__Description of the task__: Could you repeat the records below exactly, leaving the pictures out?

[Entries from a dataset of interfaces]
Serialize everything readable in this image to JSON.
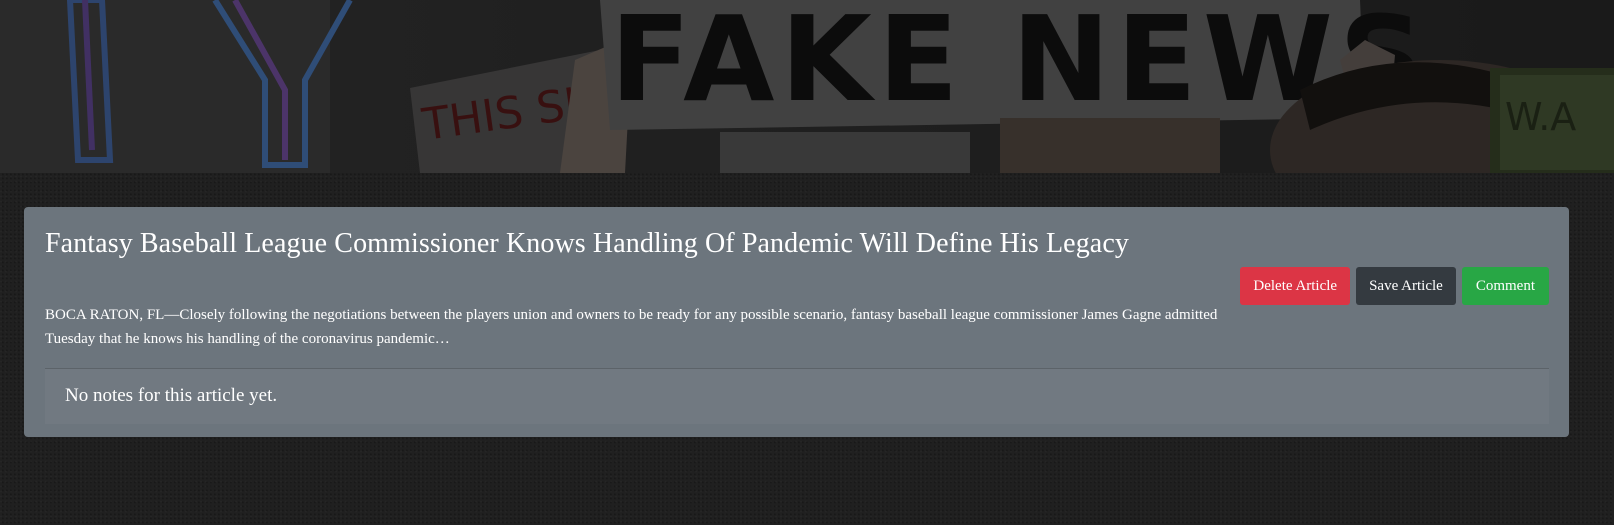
{
  "hero": {
    "sign_text": "FAKE NEWS",
    "left_sign_text": "THIS SHA"
  },
  "article": {
    "title": "Fantasy Baseball League Commissioner Knows Handling Of Pandemic Will Define His Legacy",
    "summary": "BOCA RATON, FL—Closely following the negotiations between the players union and owners to be ready for any possible scenario, fantasy baseball league commissioner James Gagne admitted Tuesday that he knows his handling of the coronavirus pandemic…",
    "actions": {
      "delete_label": "Delete Article",
      "save_label": "Save Article",
      "comment_label": "Comment"
    },
    "notes_text": "No notes for this article yet."
  },
  "colors": {
    "card_bg": "#6c757d",
    "danger": "#dc3545",
    "dark": "#343a40",
    "success": "#28a745"
  }
}
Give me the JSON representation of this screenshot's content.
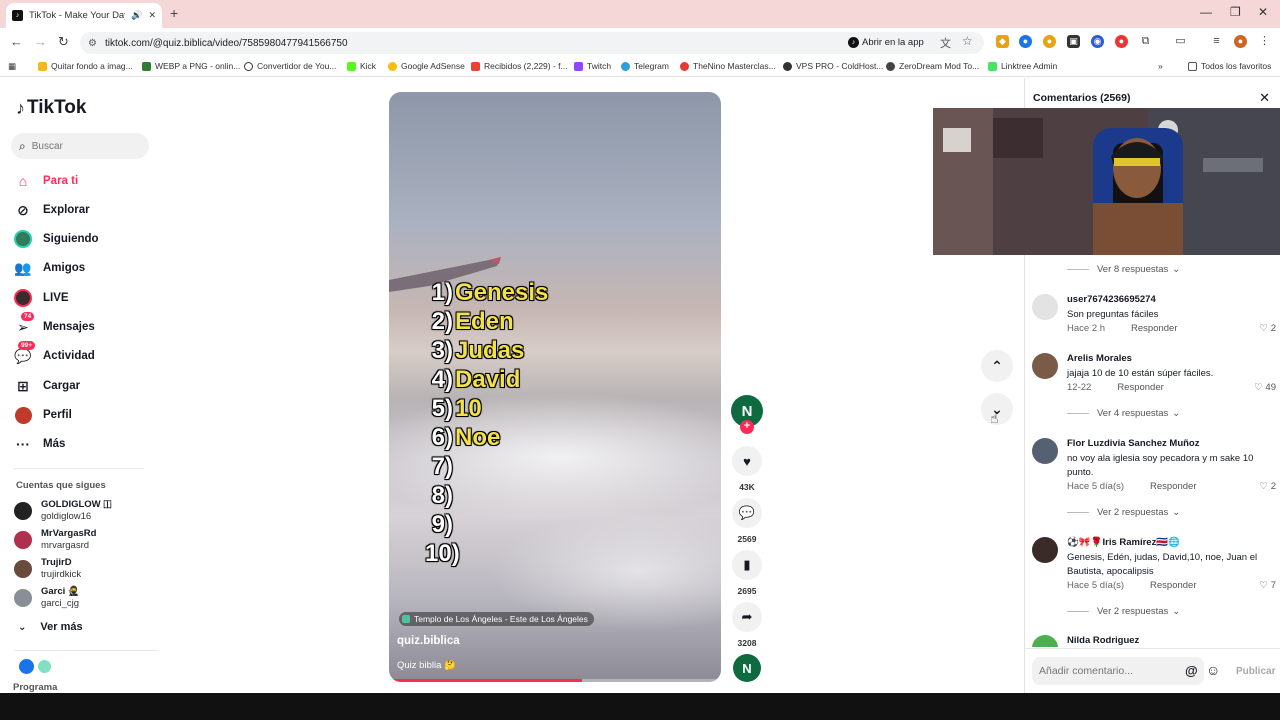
{
  "browser": {
    "tab_title": "TikTok - Make Your Day",
    "url": "tiktok.com/@quiz.biblica/video/7585980477941566750",
    "open_in_app": "Abrir en la app",
    "bookmarks": [
      "Quitar fondo a imag...",
      "WEBP a PNG - onlin...",
      "Convertidor de You...",
      "Kick",
      "Google AdSense",
      "Recibidos (2,229) - f...",
      "Twitch",
      "Telegram",
      "TheNino Masterclas...",
      "VPS PRO - ColdHost...",
      "ZeroDream Mod To...",
      "Linktree Admin"
    ],
    "all_bookmarks": "Todos los favoritos"
  },
  "sidebar": {
    "logo": "TikTok",
    "search_placeholder": "Buscar",
    "nav": [
      {
        "label": "Para ti",
        "active": true
      },
      {
        "label": "Explorar"
      },
      {
        "label": "Siguiendo"
      },
      {
        "label": "Amigos"
      },
      {
        "label": "LIVE"
      },
      {
        "label": "Mensajes",
        "badge": "74"
      },
      {
        "label": "Actividad",
        "badge": "99+"
      },
      {
        "label": "Cargar"
      },
      {
        "label": "Perfil"
      },
      {
        "label": "Más"
      }
    ],
    "following_title": "Cuentas que sigues",
    "accounts": [
      {
        "name": "GOLDIGLOW 🇮",
        "handle": "goldiglow16"
      },
      {
        "name": "MrVargasRd",
        "handle": "mrvargasrd"
      },
      {
        "name": "TrujirD",
        "handle": "trujirdkick"
      },
      {
        "name": "Garci 🥷",
        "handle": "garci_cjg"
      }
    ],
    "see_more": "Ver más",
    "footer_label": "Programa"
  },
  "video": {
    "answers": [
      {
        "n": "1)",
        "a": "Genesis"
      },
      {
        "n": "2)",
        "a": "Eden"
      },
      {
        "n": "3)",
        "a": "Judas"
      },
      {
        "n": "4)",
        "a": "David"
      },
      {
        "n": "5)",
        "a": "10"
      },
      {
        "n": "6)",
        "a": "Noe"
      },
      {
        "n": "7)",
        "a": ""
      },
      {
        "n": "8)",
        "a": ""
      },
      {
        "n": "9)",
        "a": ""
      },
      {
        "n": "10)",
        "a": ""
      }
    ],
    "location": "Templo de Los Ángeles - Este de Los Ángeles",
    "author": "quiz.biblica",
    "description": "Quiz biblia 🤔",
    "progress": 0.58,
    "creator_initial": "N"
  },
  "actions": {
    "likes": "43K",
    "comments": "2569",
    "saves": "2695",
    "shares": "3208"
  },
  "comments": {
    "title": "Comentarios (2569)",
    "view_replies_1": "Ver 8 respuestas",
    "items": [
      {
        "user": "user7674236695274",
        "text": "Son preguntas fáciles",
        "time": "Hace 2 h",
        "likes": "2",
        "replies": ""
      },
      {
        "user": "Arelis Morales",
        "text": "jajaja 10 de 10 están súper fáciles.",
        "time": "12-22",
        "likes": "49",
        "replies": "Ver 4 respuestas"
      },
      {
        "user": "Flor Luzdivia Sanchez Muñoz",
        "text": "no voy ala iglesia soy pecadora y m sake 10 punto.",
        "time": "Hace 5 día(s)",
        "likes": "2",
        "replies": "Ver 2 respuestas"
      },
      {
        "user": "⚽️🎀🌹Iris Ramírez🇨🇷🌐",
        "text": "Genesis, Edén, judas, David,10, noe, Juan el Bautista, apocalipsis",
        "time": "Hace 5 día(s)",
        "likes": "7",
        "replies": "Ver 2 respuestas"
      },
      {
        "user": "Nilda Rodriguez",
        "text": "",
        "time": "",
        "likes": "",
        "replies": ""
      }
    ],
    "reply_label": "Responder",
    "input_placeholder": "Añadir comentario...",
    "post_label": "Publicar"
  }
}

__Answer to this exercise__:
Serialize everything readable in this image to JSON.
{
  "hero": {
    "sign_text": "FAKE NEWS",
    "left_sign_text": "THIS SHA"
  },
  "article": {
    "title": "Fantasy Baseball League Commissioner Knows Handling Of Pandemic Will Define His Legacy",
    "summary": "BOCA RATON, FL—Closely following the negotiations between the players union and owners to be ready for any possible scenario, fantasy baseball league commissioner James Gagne admitted Tuesday that he knows his handling of the coronavirus pandemic…",
    "actions": {
      "delete_label": "Delete Article",
      "save_label": "Save Article",
      "comment_label": "Comment"
    },
    "notes_text": "No notes for this article yet."
  },
  "colors": {
    "card_bg": "#6c757d",
    "danger": "#dc3545",
    "dark": "#343a40",
    "success": "#28a745"
  }
}
Give me the JSON representation of this screenshot's content.
{
  "browser": {
    "tab_title": "TikTok - Make Your Day",
    "url": "tiktok.com/@quiz.biblica/video/7585980477941566750",
    "open_in_app": "Abrir en la app",
    "bookmarks": [
      "Quitar fondo a imag...",
      "WEBP a PNG - onlin...",
      "Convertidor de You...",
      "Kick",
      "Google AdSense",
      "Recibidos (2,229) - f...",
      "Twitch",
      "Telegram",
      "TheNino Masterclas...",
      "VPS PRO - ColdHost...",
      "ZeroDream Mod To...",
      "Linktree Admin"
    ],
    "all_bookmarks": "Todos los favoritos"
  },
  "sidebar": {
    "logo": "TikTok",
    "search_placeholder": "Buscar",
    "nav": [
      {
        "label": "Para ti",
        "active": true
      },
      {
        "label": "Explorar"
      },
      {
        "label": "Siguiendo"
      },
      {
        "label": "Amigos"
      },
      {
        "label": "LIVE"
      },
      {
        "label": "Mensajes",
        "badge": "74"
      },
      {
        "label": "Actividad",
        "badge": "99+"
      },
      {
        "label": "Cargar"
      },
      {
        "label": "Perfil"
      },
      {
        "label": "Más"
      }
    ],
    "following_title": "Cuentas que sigues",
    "accounts": [
      {
        "name": "GOLDIGLOW 🇮",
        "handle": "goldiglow16"
      },
      {
        "name": "MrVargasRd",
        "handle": "mrvargasrd"
      },
      {
        "name": "TrujirD",
        "handle": "trujirdkick"
      },
      {
        "name": "Garci 🥷",
        "handle": "garci_cjg"
      }
    ],
    "see_more": "Ver más",
    "footer_label": "Programa"
  },
  "video": {
    "answers": [
      {
        "n": "1)",
        "a": "Genesis"
      },
      {
        "n": "2)",
        "a": "Eden"
      },
      {
        "n": "3)",
        "a": "Judas"
      },
      {
        "n": "4)",
        "a": "David"
      },
      {
        "n": "5)",
        "a": "10"
      },
      {
        "n": "6)",
        "a": "Noe"
      },
      {
        "n": "7)",
        "a": ""
      },
      {
        "n": "8)",
        "a": ""
      },
      {
        "n": "9)",
        "a": ""
      },
      {
        "n": "10)",
        "a": ""
      }
    ],
    "location": "Templo de Los Ángeles - Este de Los Ángeles",
    "author": "quiz.biblica",
    "description": "Quiz biblia 🤔",
    "progress": 0.58,
    "creator_initial": "N"
  },
  "actions": {
    "likes": "43K",
    "comments": "2569",
    "saves": "2695",
    "shares": "3208"
  },
  "comments": {
    "title": "Comentarios (2569)",
    "view_replies_1": "Ver 8 respuestas",
    "items": [
      {
        "user": "user7674236695274",
        "text": "Son preguntas fáciles",
        "time": "Hace 2 h",
        "likes": "2",
        "replies": ""
      },
      {
        "user": "Arelis Morales",
        "text": "jajaja 10 de 10 están súper fáciles.",
        "time": "12-22",
        "likes": "49",
        "replies": "Ver 4 respuestas"
      },
      {
        "user": "Flor Luzdivia Sanchez Muñoz",
        "text": "no voy ala iglesia soy pecadora y m sake 10 punto.",
        "time": "Hace 5 día(s)",
        "likes": "2",
        "replies": "Ver 2 respuestas"
      },
      {
        "user": "⚽️🎀🌹Iris Ramírez🇨🇷🌐",
        "text": "Genesis, Edén, judas, David,10, noe, Juan el Bautista, apocalipsis",
        "time": "Hace 5 día(s)",
        "likes": "7",
        "replies": "Ver 2 respuestas"
      },
      {
        "user": "Nilda Rodriguez",
        "text": "",
        "time": "",
        "likes": "",
        "replies": ""
      }
    ],
    "reply_label": "Responder",
    "input_placeholder": "Añadir comentario...",
    "post_label": "Publicar"
  }
}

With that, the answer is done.